### [Requirement]
Determine which lines contain the word "cores", then copy those lines.
========================================================================
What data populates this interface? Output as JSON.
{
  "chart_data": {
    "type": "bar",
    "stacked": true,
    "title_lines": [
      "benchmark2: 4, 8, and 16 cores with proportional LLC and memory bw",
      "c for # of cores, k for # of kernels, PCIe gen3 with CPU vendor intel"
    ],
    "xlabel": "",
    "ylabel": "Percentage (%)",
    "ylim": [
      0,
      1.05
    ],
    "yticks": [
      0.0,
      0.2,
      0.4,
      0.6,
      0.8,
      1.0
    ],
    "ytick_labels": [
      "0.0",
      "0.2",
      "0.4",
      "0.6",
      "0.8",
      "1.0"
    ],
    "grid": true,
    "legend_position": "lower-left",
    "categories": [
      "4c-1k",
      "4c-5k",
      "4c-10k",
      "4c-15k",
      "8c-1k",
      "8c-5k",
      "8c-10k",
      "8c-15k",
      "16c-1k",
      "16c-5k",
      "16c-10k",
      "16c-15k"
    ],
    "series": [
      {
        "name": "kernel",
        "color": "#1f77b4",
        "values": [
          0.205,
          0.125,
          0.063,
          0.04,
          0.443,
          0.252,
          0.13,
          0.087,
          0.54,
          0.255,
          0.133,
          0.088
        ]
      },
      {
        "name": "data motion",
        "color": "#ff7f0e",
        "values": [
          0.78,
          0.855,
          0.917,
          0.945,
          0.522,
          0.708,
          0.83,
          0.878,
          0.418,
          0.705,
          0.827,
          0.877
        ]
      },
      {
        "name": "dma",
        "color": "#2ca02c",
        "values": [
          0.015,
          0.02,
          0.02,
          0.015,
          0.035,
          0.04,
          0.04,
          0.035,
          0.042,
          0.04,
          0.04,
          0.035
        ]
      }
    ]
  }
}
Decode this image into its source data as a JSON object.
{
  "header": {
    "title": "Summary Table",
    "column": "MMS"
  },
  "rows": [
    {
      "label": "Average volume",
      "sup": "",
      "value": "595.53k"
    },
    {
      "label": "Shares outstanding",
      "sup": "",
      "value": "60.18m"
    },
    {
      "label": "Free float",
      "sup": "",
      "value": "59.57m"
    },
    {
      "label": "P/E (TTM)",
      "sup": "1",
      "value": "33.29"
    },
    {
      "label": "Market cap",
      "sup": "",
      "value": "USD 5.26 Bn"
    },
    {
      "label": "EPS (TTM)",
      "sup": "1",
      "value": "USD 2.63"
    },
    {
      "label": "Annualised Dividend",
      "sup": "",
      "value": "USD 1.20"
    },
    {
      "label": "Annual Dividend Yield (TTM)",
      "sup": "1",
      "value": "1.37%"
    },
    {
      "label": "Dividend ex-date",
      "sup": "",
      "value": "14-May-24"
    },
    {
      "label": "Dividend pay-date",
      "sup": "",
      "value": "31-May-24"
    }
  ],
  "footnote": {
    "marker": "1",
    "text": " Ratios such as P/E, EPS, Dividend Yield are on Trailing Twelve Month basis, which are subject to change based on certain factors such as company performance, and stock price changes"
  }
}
========================================================================
### [Full solution]
      "benchmark2: 4, 8, and 16 cores with proportional LLC and memory bw",
      "c for # of cores, k for # of kernels, PCIe gen3 with CPU vendor intel"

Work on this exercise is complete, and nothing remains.